Copy each line of the listing that includes "trans".

### RECORDED DATA
____
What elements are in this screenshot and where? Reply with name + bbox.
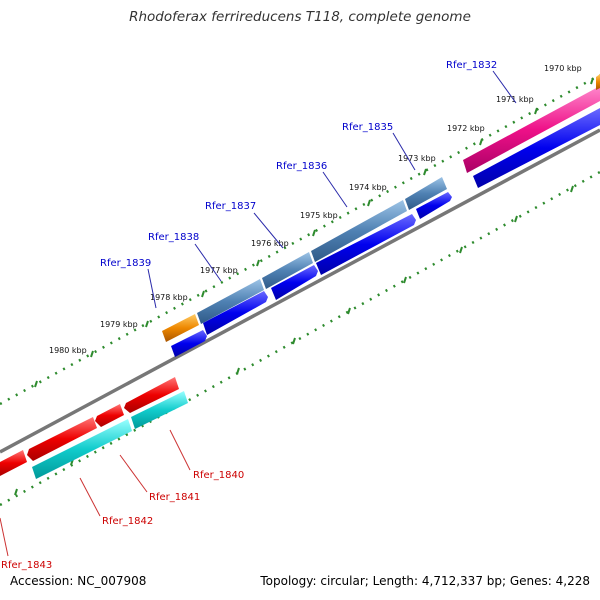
gene-label-forward[interactable]: Rfer_1837 — [205, 201, 256, 212]
cds-arrow[interactable] — [473, 108, 600, 188]
cds-arrow[interactable] — [271, 265, 318, 300]
forward-gene-bars — [162, 74, 600, 342]
tick-label: 1977 kbp — [200, 266, 238, 275]
tick-label: 1979 kbp — [100, 320, 138, 329]
tick-label: 1971 kbp — [496, 95, 534, 104]
genome-summary-text: Topology: circular; Length: 4,712,337 bp… — [260, 574, 590, 588]
cds-arrow[interactable] — [316, 214, 416, 275]
map-title: Rhodoferax ferrireducens T118, complete … — [129, 9, 471, 25]
ruler-track-lower — [0, 170, 600, 507]
ruler-tick-labels: 1970 kbp 1971 kbp 1972 kbp 1973 kbp 1974… — [49, 64, 582, 355]
gene-bar-orange-1832-edge — [596, 74, 600, 90]
gene-bar-rfer-1841[interactable] — [32, 419, 132, 479]
genome-backbone — [0, 128, 600, 454]
gene-label-forward[interactable]: Rfer_1835 — [342, 122, 393, 133]
gene-bar-rfer-1840[interactable] — [131, 391, 188, 429]
gene-label-reverse[interactable]: Rfer_1843 — [1, 560, 52, 571]
accession-text: Accession: NC_007908 — [10, 574, 147, 588]
tick-label: 1970 kbp — [544, 64, 582, 73]
reverse-gene-labels: Rfer_1840 Rfer_1841 Rfer_1842 Rfer_1843 — [1, 470, 244, 571]
cds-arrow[interactable] — [124, 377, 179, 413]
cds-arrow[interactable] — [27, 417, 97, 461]
tick-label: 1974 kbp — [349, 183, 387, 192]
cds-arrow[interactable] — [0, 450, 27, 476]
cds-arrow[interactable] — [95, 404, 124, 427]
gene-bar-rfer-1836[interactable] — [311, 200, 407, 262]
gene-label-forward[interactable]: Rfer_1839 — [100, 258, 151, 269]
gene-label-forward[interactable]: Rfer_1832 — [446, 60, 497, 71]
forward-leader-lines — [147, 70, 517, 309]
reverse-cds-arrows — [0, 377, 179, 476]
tick-label: 1976 kbp — [251, 239, 289, 248]
tick-label: 1980 kbp — [49, 346, 87, 355]
gene-bar-rfer-1832[interactable] — [463, 86, 600, 173]
ruler-lower-ticks — [14, 185, 574, 496]
gene-label-forward[interactable]: Rfer_1838 — [148, 232, 199, 243]
cds-arrow[interactable] — [203, 291, 268, 335]
tick-label: 1975 kbp — [300, 211, 338, 220]
gene-label-reverse[interactable]: Rfer_1842 — [102, 516, 153, 527]
tick-label: 1973 kbp — [398, 154, 436, 163]
forward-cds-arrows — [171, 108, 600, 357]
gene-label-reverse[interactable]: Rfer_1841 — [149, 492, 200, 503]
reverse-gene-bars — [32, 391, 188, 479]
forward-gene-labels: Rfer_1832 Rfer_1835 Rfer_1836 Rfer_1837 … — [100, 60, 497, 269]
cds-arrow[interactable] — [171, 330, 207, 357]
tick-label: 1972 kbp — [447, 124, 485, 133]
gene-bar-rfer-1837[interactable] — [262, 252, 313, 289]
gene-bar-rfer-1838[interactable] — [197, 279, 264, 324]
reverse-leader-lines — [0, 429, 191, 557]
cds-arrow[interactable] — [416, 192, 452, 219]
ruler-major-ticks — [34, 77, 594, 388]
ruler-track-upper — [0, 73, 600, 406]
tick-label: 1978 kbp — [150, 293, 188, 302]
gene-bar-rfer-1835[interactable] — [405, 177, 447, 210]
gene-bar-rfer-1839[interactable] — [162, 314, 199, 342]
gene-label-reverse[interactable]: Rfer_1840 — [193, 470, 244, 481]
gene-label-forward[interactable]: Rfer_1836 — [276, 161, 327, 172]
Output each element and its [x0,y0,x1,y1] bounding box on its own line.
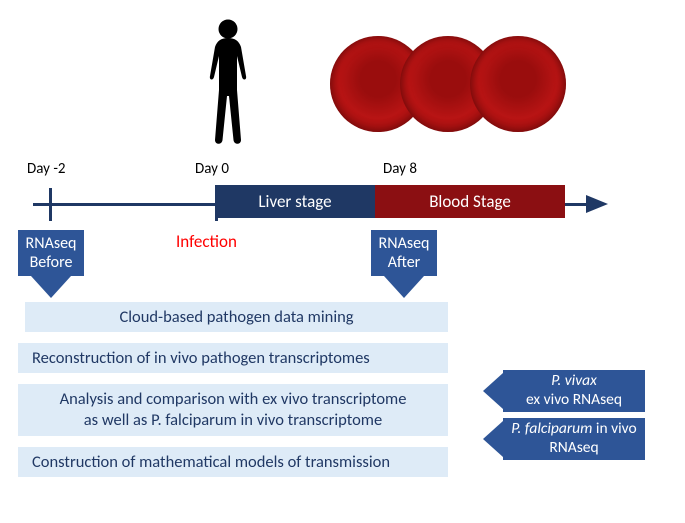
falciparum-triangle [483,421,503,457]
rnaseq-after-line1: RNAseq [379,234,430,253]
blood-cell-3 [470,36,566,132]
day-zero-label: Day 0 [195,160,229,178]
rnaseq-before-triangle [31,276,71,298]
falciparum-box: P. falciparum in vivo RNAseq [503,418,645,460]
step-1-text: Cloud-based pathogen data mining [119,307,353,327]
step-2-text: Reconstruction of in vivo pathogen trans… [32,348,370,368]
timeline-arrowhead [586,195,608,213]
step-3: Analysis and comparison with ex vivo tra… [18,384,448,436]
rnaseq-after-line2: After [388,253,420,272]
rnaseq-after-triangle [384,276,424,298]
falciparum-line2: RNAseq [549,439,598,458]
rnaseq-before-box: RNAseq Before [18,230,84,276]
human-figure [198,18,258,146]
rnaseq-before-line2: Before [30,253,73,272]
day-minus2-label: Day -2 [27,160,66,178]
step-1: Cloud-based pathogen data mining [25,302,448,332]
day-eight-label: Day 8 [383,160,417,178]
vivax-line1: P. vivax [551,372,597,391]
blood-stage-box: Blood Stage [375,185,565,218]
step-2: Reconstruction of in vivo pathogen trans… [18,343,448,373]
tick-day-minus2 [49,188,52,221]
vivax-box: P. vivax ex vivo RNAseq [503,370,645,412]
blood-stage-label: Blood Stage [429,191,511,212]
rnaseq-after-box: RNAseq After [371,230,437,276]
liver-stage-label: Liver stage [258,191,331,212]
rnaseq-before-line1: RNAseq [26,234,77,253]
liver-stage-box: Liver stage [215,185,375,218]
step-4: Construction of mathematical models of t… [18,447,448,477]
infection-label: Infection [176,231,237,252]
step-4-text: Construction of mathematical models of t… [32,452,390,472]
vivax-triangle [483,373,503,409]
step-3-text: Analysis and comparison with ex vivo tra… [60,389,407,430]
vivax-line2: ex vivo RNAseq [526,391,622,410]
falciparum-line1: P. falciparum in vivo [511,420,636,439]
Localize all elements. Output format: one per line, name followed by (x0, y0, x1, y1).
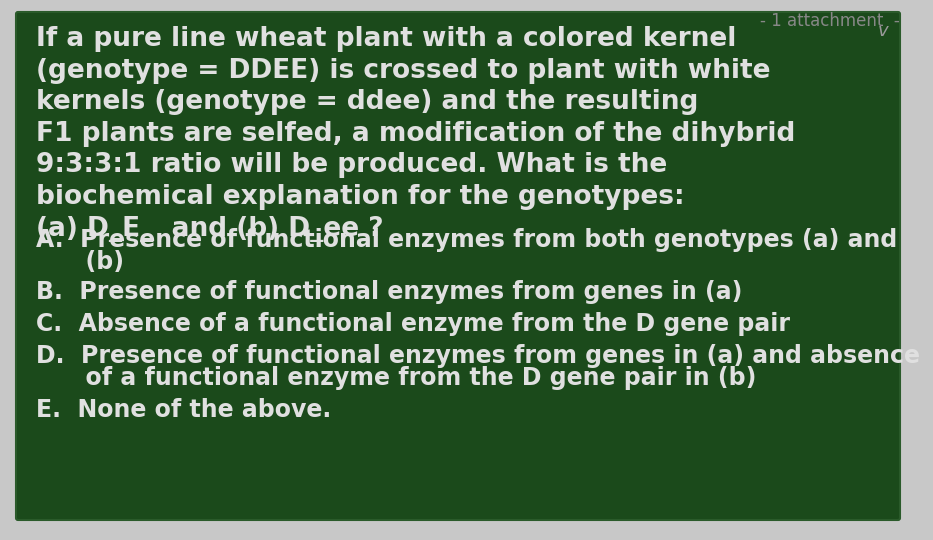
Text: (b): (b) (36, 250, 124, 274)
Text: If a pure line wheat plant with a colored kernel
(genotype = DDEE) is crossed to: If a pure line wheat plant with a colore… (36, 26, 795, 241)
Text: v: v (877, 22, 888, 40)
Text: of a functional enzyme from the D gene pair in (b): of a functional enzyme from the D gene p… (36, 366, 757, 390)
FancyBboxPatch shape (16, 12, 900, 520)
Text: - 1 attachment  -: - 1 attachment - (760, 12, 900, 30)
Text: C.  Absence of a functional enzyme from the D gene pair: C. Absence of a functional enzyme from t… (36, 312, 790, 336)
Text: A.  Presence of functional enzymes from both genotypes (a) and: A. Presence of functional enzymes from b… (36, 228, 898, 252)
Text: D.  Presence of functional enzymes from genes in (a) and absence: D. Presence of functional enzymes from g… (36, 344, 920, 368)
Text: B.  Presence of functional enzymes from genes in (a): B. Presence of functional enzymes from g… (36, 280, 743, 304)
Text: E.  None of the above.: E. None of the above. (36, 398, 331, 422)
____
### EXERCISE OUTPUT
step-2-text: Reconstruction of in vivo pathogen trans… [32,348,370,368]
step-2: Reconstruction of in vivo pathogen trans… [18,343,448,373]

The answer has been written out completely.